| Text section |
Notebook for Assignment 4

Author

Aki Vehtari et al.

1 General information

This assignment is related to Lecture 4 and BDA3 Chapters 3 and 10.

General Instructions for Answering the Assignment Questions
  • Questions below are exact copies of the text found in the MyCourses quiz and should serve as a notebook where you can store notes and code.
  • We recommend opening these notebooks in the Aalto JupyterHub, see how to use R and RStudio remotely.
  • For inspiration for code, have a look at the BDA R Demos and the specific Assignment code notebooks
  • Recommended additional self study exercises for each chapter in BDA3 are listed in the course web page. These will help to gain deeper understanding of the topic.
  • Common questions and answers regarding installation and technical problems can be found in Frequently Asked Questions (FAQ).
  • Deadlines for all assignments can be found on the course web page and in MyCourses.
  • You are allowed to discuss assignments with your friends, but it is not allowed to copy solutions directly from other students or from internet.
  • Do not share your answers publicly.
  • Do not copy answers from the internet or from previous years. We compare the answers to the answers from previous years and to the answers from other students this year.
  • Use of AI is allowed on the course, but the most of the work needs to by the student, and you need to report whether you used AI and in which way you used them (See points 5 and 6 in Aalto guidelines for use of AI in teaching).
  • All suspected plagiarism will be reported and investigated. See more about the Aalto University Code of Academic Integrity and Handling Violations Thereof.
  • If you have any suggestions or improvements to the course material, please post in the course chat feedback channel, create an issue, or submit a pull request to the public repository!
Setup

The following will set-up markmyassignment to check your functions at the end of the notebook:

if(!require(markmyassignment)){
    install.packages("markmyassignment")
    library(markmyassignment)
}
Loading required package: markmyassignment
assignment_path = paste("https://github.com/avehtari/BDA_course_Aalto/blob/master/tests/assignment4.yml", sep="")

| Provided material |

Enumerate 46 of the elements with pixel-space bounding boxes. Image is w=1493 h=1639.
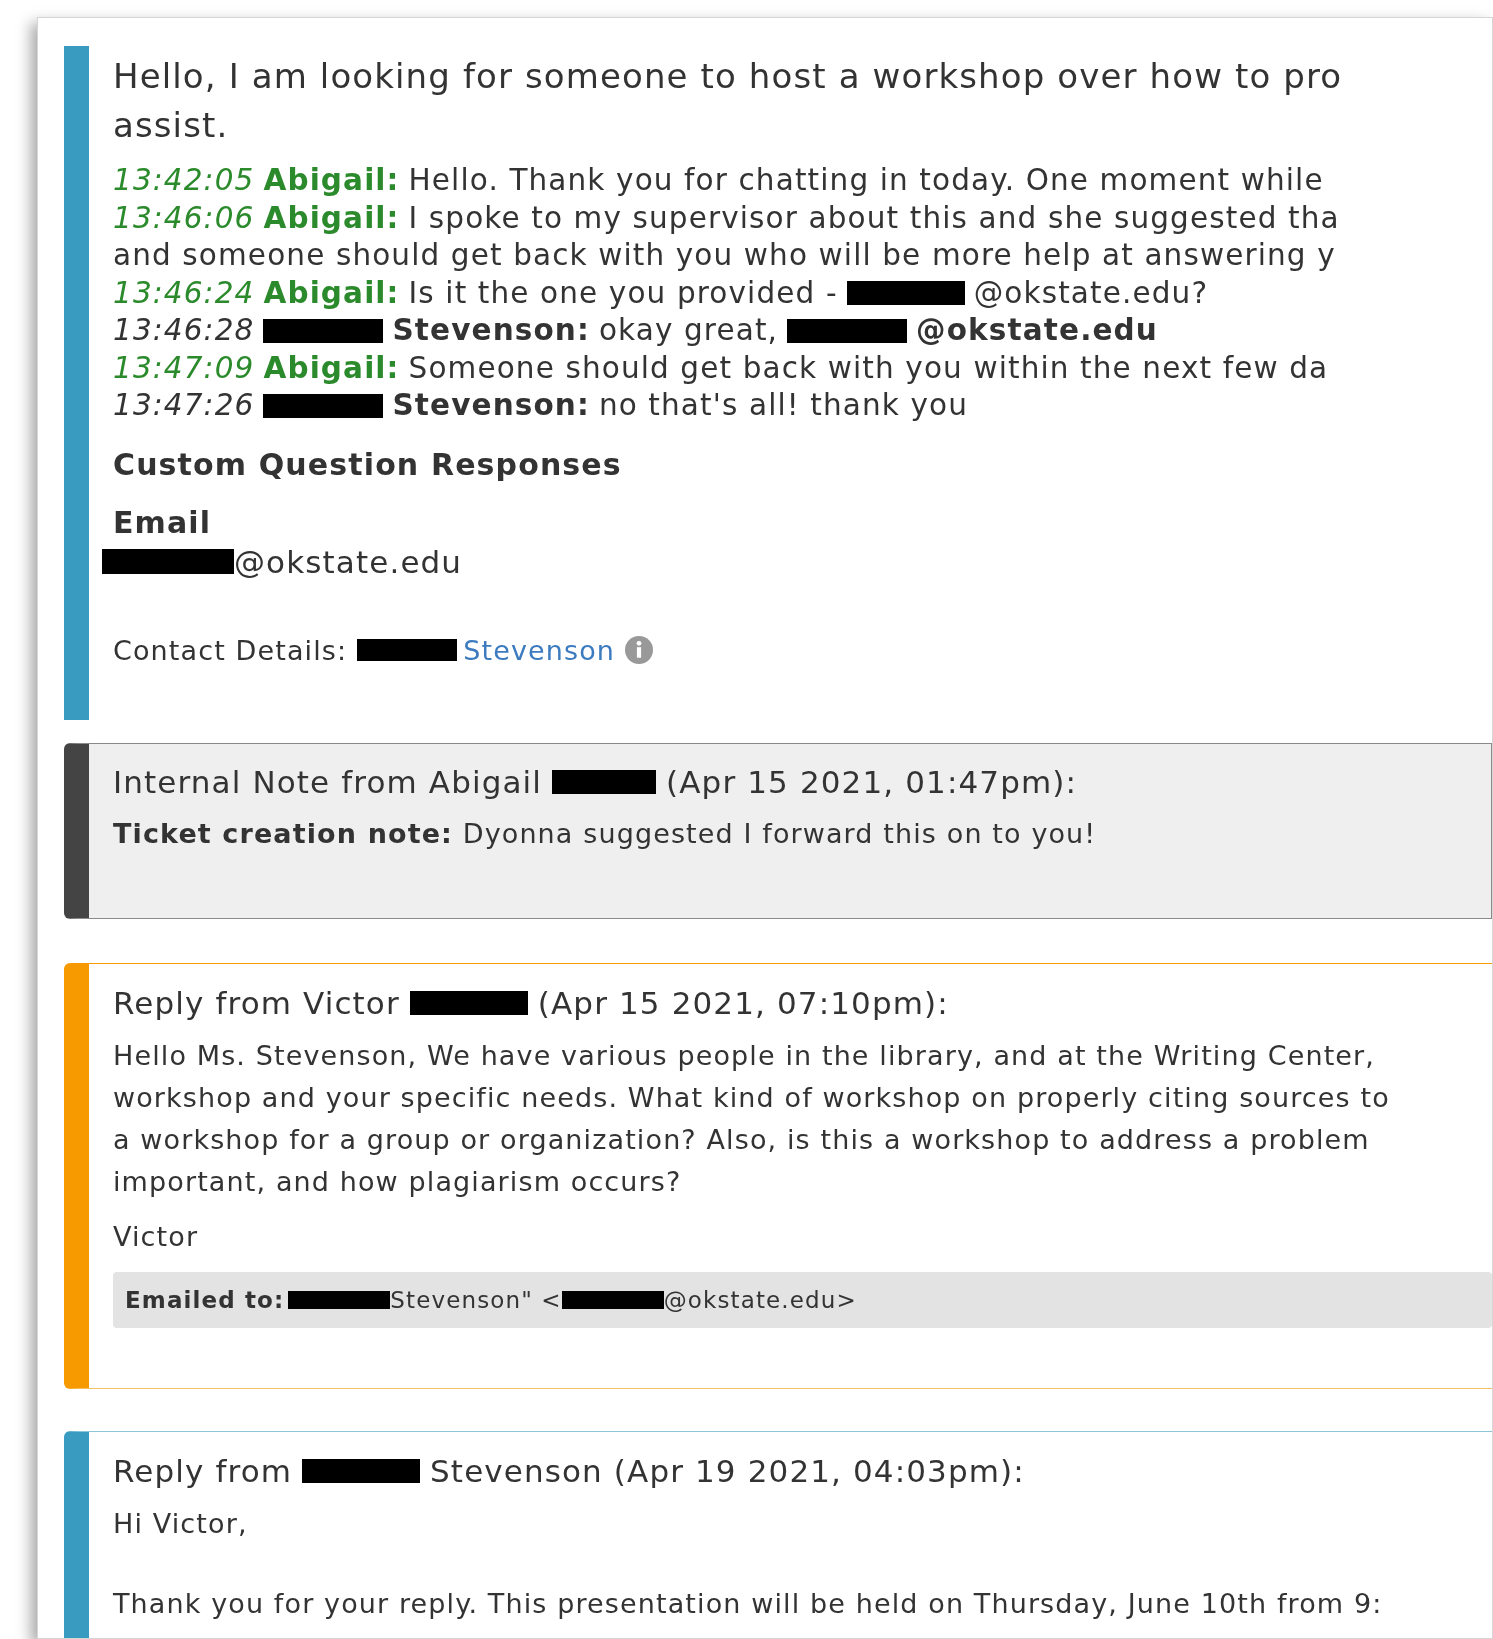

| Tasks to carry out |
[1] The Assignment 4 notebook names several ways to share suggestions or improvements to the course material. List all of them.
[2] Answer these questions from the Assignment 4 notebook:
(a) Which lecture and which BDA3 chapters is the assignment related to?
(b) What must students report about their use of AI?
(c) Which package does the setup install so that functions can be checked at the end of the notebook?
[3] Continue the Assignment 4 notebook from the point where it stops.

| Final answers |
[1]
- Post in the course chat feedback channel
- Create an issue
- Submit a pull request to the public repository

[2]
(a) Lecture 4 and BDA3 Chapters 3 and 10.
(b) Whether they used AI and in which way they used it.
(c) markmyassignment.

[3]
set_assignment(assignment_path)    
Assignment set:
assignment4: Bayesian Data Analysis: Assignment 4
The assignment contain the following (4) tasks:
- log_importance_weights
- normalized_importance_weights
- S_eff
- posterior_mean

The following installs and loads the aaltobda package:

if(!require(aaltobda)){
    install.packages("remotes")
    remotes::install_github("avehtari/BDA_course_Aalto", subdir = "rpackage", upgrade="never")
    library(aaltobda)
}
Loading required package: aaltobda

The following installs and loads the latex2exp package, which allows us to use LaTeX in plots:

if(!require(latex2exp)){
    install.packages("latex2exp")
    library(latex2exp)
}
Loading required package: latex2exp

1.1 Setting up advanced packages (posterior and ggdist)

The following installs and loads the posterior package, which allows us to use its rvar Random Variable Datatype:

if(!require(posterior)){
    install.packages("posterior")
    library(posterior)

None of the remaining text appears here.